TO BE DONE
Pull every "Tycho" line out of the data below.

DATA SUPPLIED
--- START ---

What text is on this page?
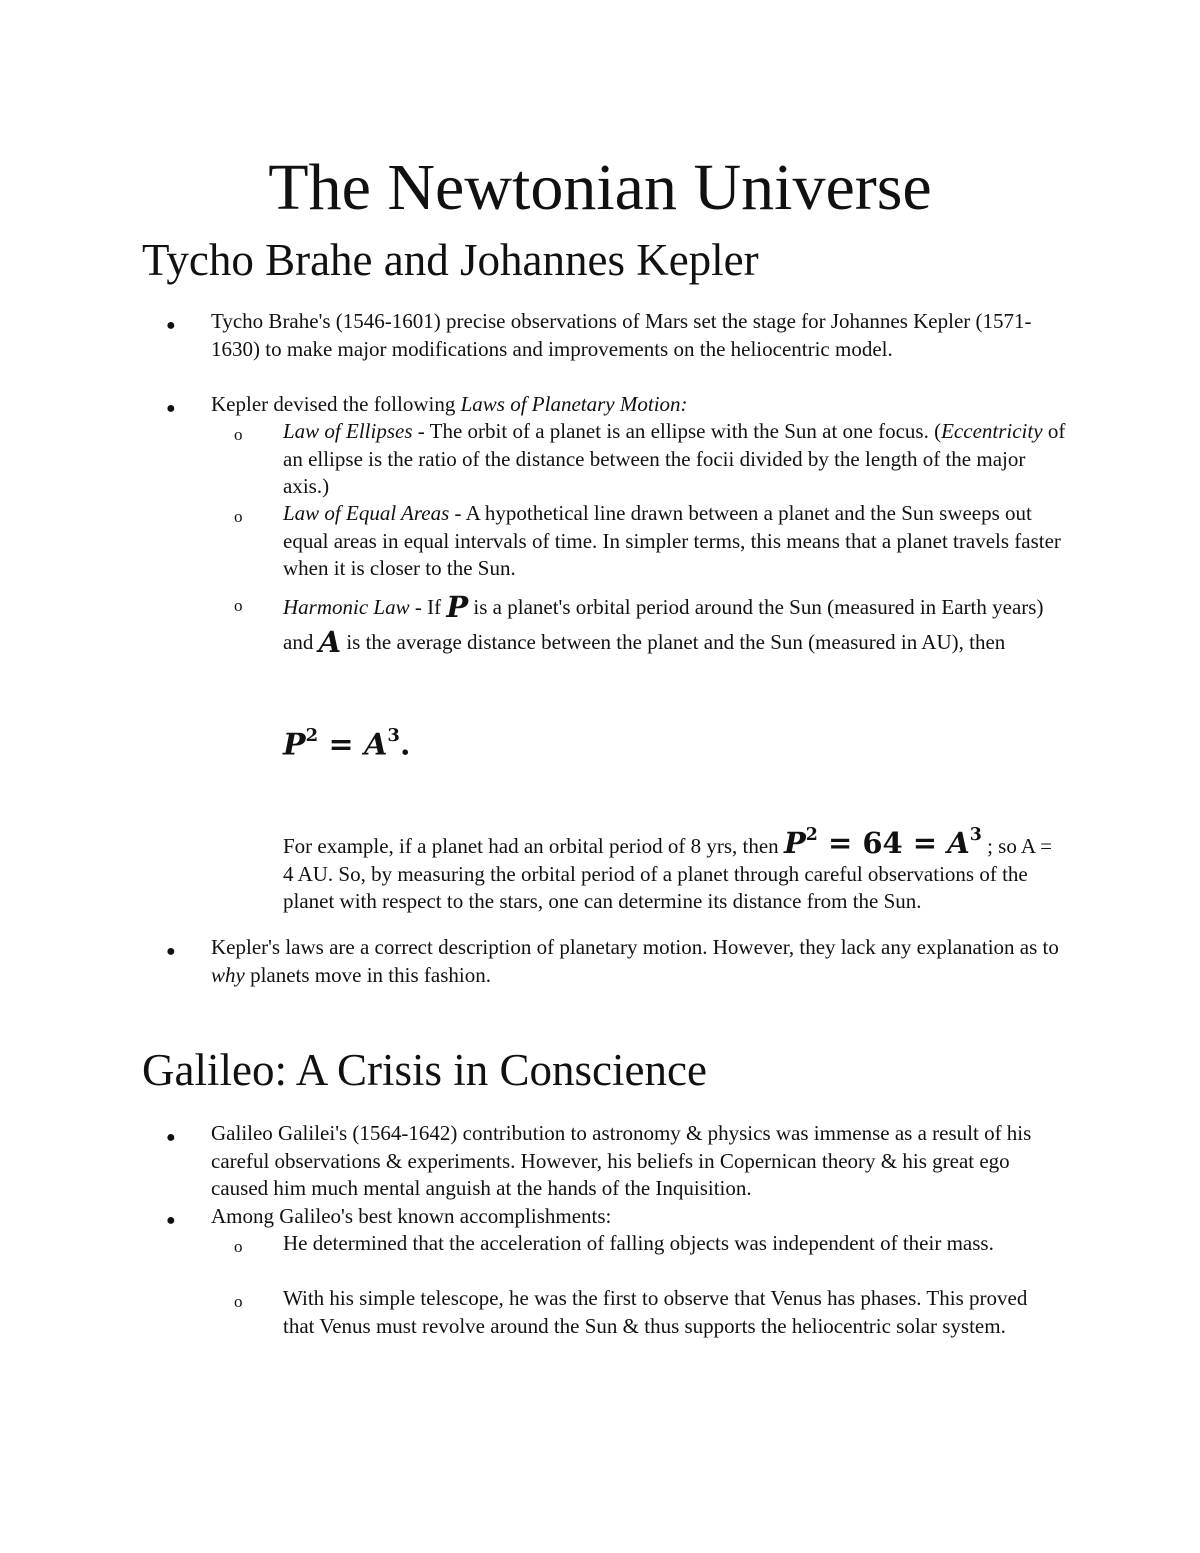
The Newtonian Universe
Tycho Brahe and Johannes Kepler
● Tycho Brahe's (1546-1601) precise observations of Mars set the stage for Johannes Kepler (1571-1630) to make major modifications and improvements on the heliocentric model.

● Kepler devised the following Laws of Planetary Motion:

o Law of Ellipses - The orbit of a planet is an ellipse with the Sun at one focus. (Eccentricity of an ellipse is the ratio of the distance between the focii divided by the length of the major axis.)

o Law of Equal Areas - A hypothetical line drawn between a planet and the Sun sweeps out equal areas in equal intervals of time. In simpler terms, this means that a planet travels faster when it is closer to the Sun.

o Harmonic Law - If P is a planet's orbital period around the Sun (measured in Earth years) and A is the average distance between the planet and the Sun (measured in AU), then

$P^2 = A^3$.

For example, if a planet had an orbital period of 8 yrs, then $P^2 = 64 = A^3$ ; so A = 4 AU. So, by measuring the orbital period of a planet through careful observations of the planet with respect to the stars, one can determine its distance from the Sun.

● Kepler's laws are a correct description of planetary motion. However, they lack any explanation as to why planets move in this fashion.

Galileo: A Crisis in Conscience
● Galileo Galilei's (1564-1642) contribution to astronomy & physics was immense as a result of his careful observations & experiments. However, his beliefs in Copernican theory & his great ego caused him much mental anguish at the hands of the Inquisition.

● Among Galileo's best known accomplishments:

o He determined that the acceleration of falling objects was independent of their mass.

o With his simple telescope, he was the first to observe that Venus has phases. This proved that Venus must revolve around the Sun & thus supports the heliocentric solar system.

--- END ---

EXERCISE RESULT
Tycho Brahe and Johannes Kepler
● Tycho Brahe's (1546-1601) precise observations of Mars set the stage for Johannes Kepler (1571-1630) to make major modifications and improvements on the heliocentric model.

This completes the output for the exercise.